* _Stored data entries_
******************************

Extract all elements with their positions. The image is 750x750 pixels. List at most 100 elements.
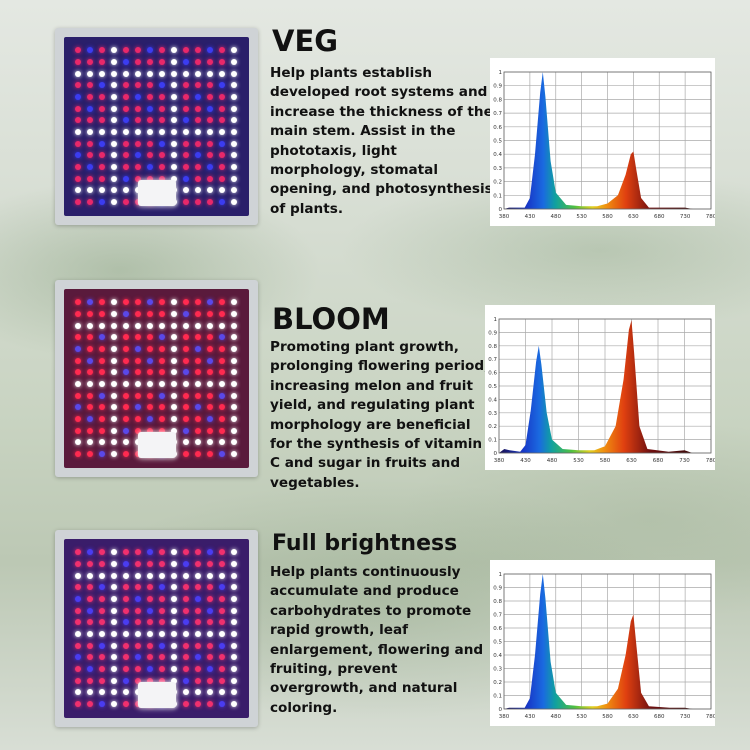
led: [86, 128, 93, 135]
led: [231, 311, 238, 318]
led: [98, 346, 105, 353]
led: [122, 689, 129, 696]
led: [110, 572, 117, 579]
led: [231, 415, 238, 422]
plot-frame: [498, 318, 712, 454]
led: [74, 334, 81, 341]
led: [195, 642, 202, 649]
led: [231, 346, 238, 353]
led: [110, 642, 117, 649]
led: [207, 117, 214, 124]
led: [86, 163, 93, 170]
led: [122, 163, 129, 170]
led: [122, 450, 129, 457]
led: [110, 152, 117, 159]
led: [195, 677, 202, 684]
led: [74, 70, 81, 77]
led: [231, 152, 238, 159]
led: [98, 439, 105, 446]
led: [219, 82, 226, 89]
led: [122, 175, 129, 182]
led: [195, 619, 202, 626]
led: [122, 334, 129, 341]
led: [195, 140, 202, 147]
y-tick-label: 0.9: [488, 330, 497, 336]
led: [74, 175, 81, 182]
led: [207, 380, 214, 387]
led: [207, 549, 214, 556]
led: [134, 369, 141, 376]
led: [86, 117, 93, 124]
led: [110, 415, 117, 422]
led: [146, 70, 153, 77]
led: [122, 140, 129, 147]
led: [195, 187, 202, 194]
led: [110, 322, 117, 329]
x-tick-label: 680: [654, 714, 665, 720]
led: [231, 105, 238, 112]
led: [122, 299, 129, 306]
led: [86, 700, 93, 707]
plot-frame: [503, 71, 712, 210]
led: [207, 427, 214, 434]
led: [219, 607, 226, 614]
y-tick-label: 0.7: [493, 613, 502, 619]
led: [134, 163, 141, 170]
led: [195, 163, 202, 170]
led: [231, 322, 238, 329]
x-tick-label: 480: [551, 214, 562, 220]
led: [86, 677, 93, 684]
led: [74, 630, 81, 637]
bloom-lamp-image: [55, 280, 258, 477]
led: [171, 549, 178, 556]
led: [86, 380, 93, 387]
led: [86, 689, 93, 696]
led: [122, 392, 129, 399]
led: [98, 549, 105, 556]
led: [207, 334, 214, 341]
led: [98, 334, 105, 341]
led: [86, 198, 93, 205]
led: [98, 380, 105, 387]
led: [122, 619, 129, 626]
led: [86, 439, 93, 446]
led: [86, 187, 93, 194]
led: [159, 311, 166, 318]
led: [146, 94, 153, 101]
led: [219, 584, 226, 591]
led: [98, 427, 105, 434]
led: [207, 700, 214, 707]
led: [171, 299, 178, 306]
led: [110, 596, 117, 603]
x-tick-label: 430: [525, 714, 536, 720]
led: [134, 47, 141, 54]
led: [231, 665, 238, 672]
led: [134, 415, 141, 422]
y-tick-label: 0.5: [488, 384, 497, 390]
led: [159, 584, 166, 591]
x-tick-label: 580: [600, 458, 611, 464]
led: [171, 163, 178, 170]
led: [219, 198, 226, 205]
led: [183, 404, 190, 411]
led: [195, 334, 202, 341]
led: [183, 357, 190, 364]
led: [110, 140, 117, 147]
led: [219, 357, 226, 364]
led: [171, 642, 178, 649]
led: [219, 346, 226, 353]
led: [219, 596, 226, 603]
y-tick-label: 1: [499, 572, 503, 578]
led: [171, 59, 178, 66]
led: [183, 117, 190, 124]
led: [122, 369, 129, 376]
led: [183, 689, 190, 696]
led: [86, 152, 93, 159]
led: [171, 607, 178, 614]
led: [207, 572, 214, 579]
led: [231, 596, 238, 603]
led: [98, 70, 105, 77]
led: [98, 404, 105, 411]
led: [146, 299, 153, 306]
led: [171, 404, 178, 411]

******************************

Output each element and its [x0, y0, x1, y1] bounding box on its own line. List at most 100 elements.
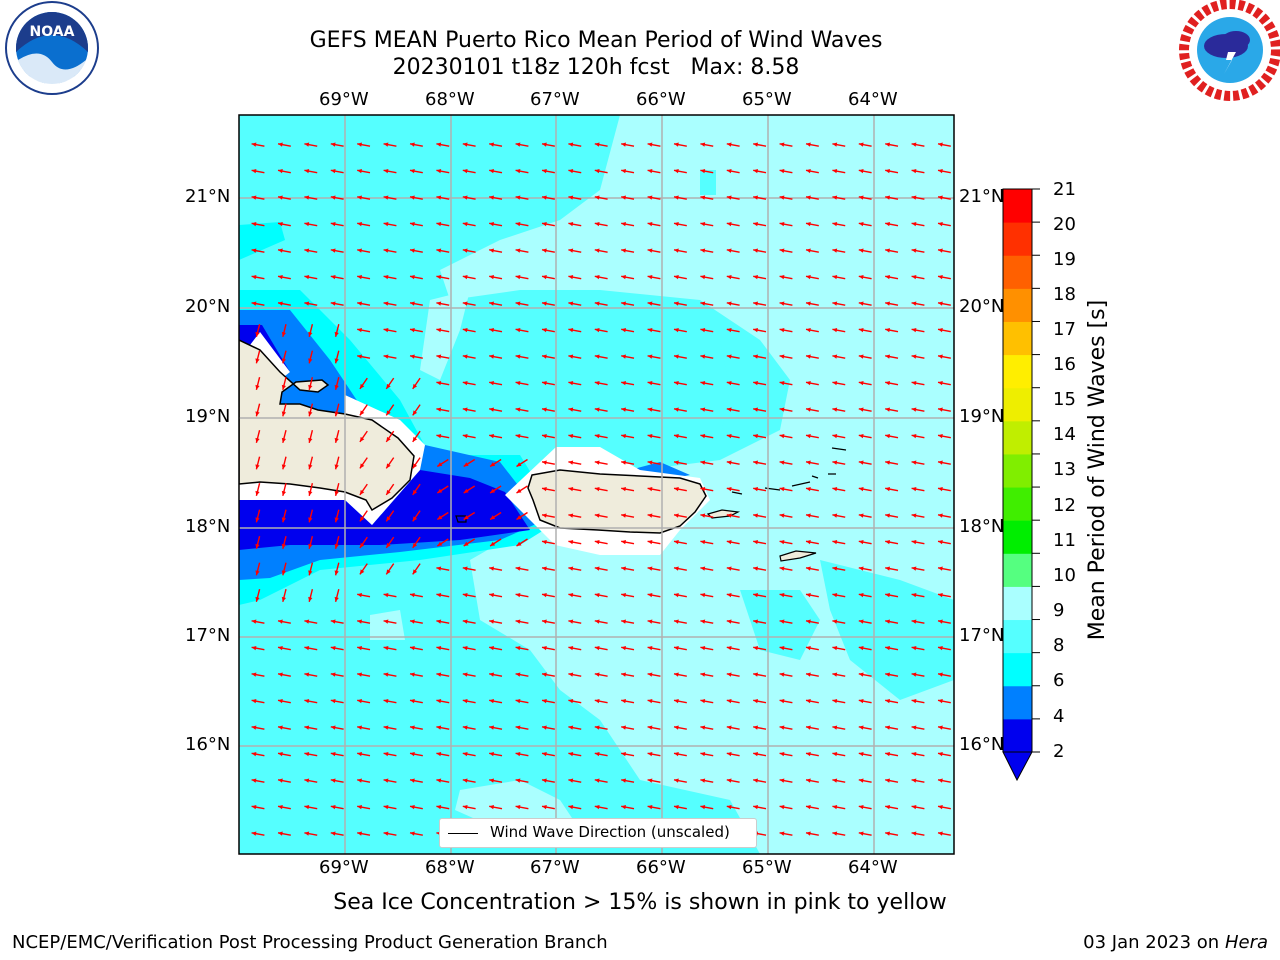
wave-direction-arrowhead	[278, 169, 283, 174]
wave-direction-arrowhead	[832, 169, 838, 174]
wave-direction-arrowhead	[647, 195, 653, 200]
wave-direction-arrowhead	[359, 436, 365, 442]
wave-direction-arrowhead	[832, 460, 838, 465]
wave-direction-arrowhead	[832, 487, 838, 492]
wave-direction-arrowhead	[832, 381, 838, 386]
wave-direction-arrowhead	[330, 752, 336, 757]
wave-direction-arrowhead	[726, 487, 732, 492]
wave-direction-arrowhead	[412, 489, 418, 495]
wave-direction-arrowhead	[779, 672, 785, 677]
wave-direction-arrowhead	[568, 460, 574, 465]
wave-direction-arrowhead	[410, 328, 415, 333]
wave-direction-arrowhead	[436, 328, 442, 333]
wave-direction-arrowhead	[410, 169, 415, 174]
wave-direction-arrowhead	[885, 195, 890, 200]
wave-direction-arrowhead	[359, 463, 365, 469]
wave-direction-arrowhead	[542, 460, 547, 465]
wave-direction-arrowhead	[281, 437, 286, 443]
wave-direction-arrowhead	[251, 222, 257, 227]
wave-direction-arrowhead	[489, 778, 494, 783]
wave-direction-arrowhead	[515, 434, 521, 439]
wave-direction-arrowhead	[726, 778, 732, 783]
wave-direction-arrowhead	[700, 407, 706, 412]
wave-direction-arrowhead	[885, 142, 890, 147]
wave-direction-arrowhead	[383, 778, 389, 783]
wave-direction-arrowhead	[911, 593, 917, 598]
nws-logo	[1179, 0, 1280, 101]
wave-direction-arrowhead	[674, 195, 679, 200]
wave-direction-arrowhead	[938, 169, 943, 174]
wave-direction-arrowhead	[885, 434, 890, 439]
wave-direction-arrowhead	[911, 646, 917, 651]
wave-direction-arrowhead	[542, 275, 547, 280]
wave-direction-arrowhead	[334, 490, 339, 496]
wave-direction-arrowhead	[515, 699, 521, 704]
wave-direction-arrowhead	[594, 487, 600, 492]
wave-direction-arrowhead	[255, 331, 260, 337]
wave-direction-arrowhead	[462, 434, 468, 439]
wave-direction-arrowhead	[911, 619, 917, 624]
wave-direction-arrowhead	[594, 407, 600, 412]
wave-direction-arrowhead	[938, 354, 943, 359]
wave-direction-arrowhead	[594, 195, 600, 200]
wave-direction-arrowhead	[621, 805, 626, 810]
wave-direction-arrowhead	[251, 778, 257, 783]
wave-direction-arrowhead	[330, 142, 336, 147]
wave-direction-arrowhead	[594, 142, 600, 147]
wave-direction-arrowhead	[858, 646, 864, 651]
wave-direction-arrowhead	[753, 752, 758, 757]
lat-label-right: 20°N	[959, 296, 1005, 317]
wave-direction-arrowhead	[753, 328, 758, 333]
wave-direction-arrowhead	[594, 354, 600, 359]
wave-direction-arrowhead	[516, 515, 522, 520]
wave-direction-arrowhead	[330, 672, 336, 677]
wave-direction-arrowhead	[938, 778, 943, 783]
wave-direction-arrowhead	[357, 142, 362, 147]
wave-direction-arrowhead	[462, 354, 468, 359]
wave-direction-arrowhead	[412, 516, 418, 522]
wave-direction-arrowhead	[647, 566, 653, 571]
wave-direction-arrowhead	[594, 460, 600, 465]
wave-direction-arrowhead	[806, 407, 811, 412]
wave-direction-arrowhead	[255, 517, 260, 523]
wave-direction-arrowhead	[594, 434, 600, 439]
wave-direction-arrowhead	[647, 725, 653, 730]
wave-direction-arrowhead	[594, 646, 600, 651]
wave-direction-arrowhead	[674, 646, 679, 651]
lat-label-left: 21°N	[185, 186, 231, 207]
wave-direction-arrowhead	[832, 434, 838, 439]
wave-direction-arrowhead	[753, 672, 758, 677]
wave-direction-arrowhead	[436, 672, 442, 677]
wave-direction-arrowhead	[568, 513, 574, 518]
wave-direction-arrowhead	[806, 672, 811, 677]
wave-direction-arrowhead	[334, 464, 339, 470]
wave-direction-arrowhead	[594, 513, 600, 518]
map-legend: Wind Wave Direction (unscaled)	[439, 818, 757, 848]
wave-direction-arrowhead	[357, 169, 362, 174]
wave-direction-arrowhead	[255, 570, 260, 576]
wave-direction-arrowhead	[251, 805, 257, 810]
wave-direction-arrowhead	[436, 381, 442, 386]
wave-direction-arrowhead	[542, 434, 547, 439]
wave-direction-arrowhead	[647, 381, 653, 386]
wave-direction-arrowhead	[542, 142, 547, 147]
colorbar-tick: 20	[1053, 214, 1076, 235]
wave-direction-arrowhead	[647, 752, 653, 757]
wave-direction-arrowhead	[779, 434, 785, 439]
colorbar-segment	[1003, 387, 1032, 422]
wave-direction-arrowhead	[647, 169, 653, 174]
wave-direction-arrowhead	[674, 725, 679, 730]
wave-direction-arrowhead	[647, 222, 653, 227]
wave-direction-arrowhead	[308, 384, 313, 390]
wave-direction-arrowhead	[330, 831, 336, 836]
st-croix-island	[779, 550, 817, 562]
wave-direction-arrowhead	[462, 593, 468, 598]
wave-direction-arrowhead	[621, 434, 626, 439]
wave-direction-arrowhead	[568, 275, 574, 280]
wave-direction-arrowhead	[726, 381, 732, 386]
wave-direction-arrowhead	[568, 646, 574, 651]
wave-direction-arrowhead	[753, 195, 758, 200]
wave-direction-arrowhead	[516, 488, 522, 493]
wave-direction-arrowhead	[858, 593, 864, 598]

******************************

* _WRITTEN TASK_
Copy the rows starting at the line that has "169, 283, 174]" and stopping after the line that has "222, 257, 227]", and replace "wave-direction-arrowhead" with "swell-direction-arrowhead" in them. Keep everything else the same.

* _WRITTEN SOLUTION_
swell-direction-arrowhead	[278, 169, 283, 174]
swell-direction-arrowhead	[832, 169, 838, 174]
swell-direction-arrowhead	[647, 195, 653, 200]
swell-direction-arrowhead	[359, 436, 365, 442]
swell-direction-arrowhead	[832, 460, 838, 465]
swell-direction-arrowhead	[832, 487, 838, 492]
swell-direction-arrowhead	[832, 381, 838, 386]
swell-direction-arrowhead	[330, 752, 336, 757]
swell-direction-arrowhead	[726, 487, 732, 492]
swell-direction-arrowhead	[412, 489, 418, 495]
swell-direction-arrowhead	[779, 672, 785, 677]
swell-direction-arrowhead	[568, 460, 574, 465]
swell-direction-arrowhead	[410, 328, 415, 333]
swell-direction-arrowhead	[436, 328, 442, 333]
swell-direction-arrowhead	[410, 169, 415, 174]
swell-direction-arrowhead	[885, 195, 890, 200]
swell-direction-arrowhead	[359, 463, 365, 469]
swell-direction-arrowhead	[542, 460, 547, 465]
swell-direction-arrowhead	[281, 437, 286, 443]
swell-direction-arrowhead	[251, 222, 257, 227]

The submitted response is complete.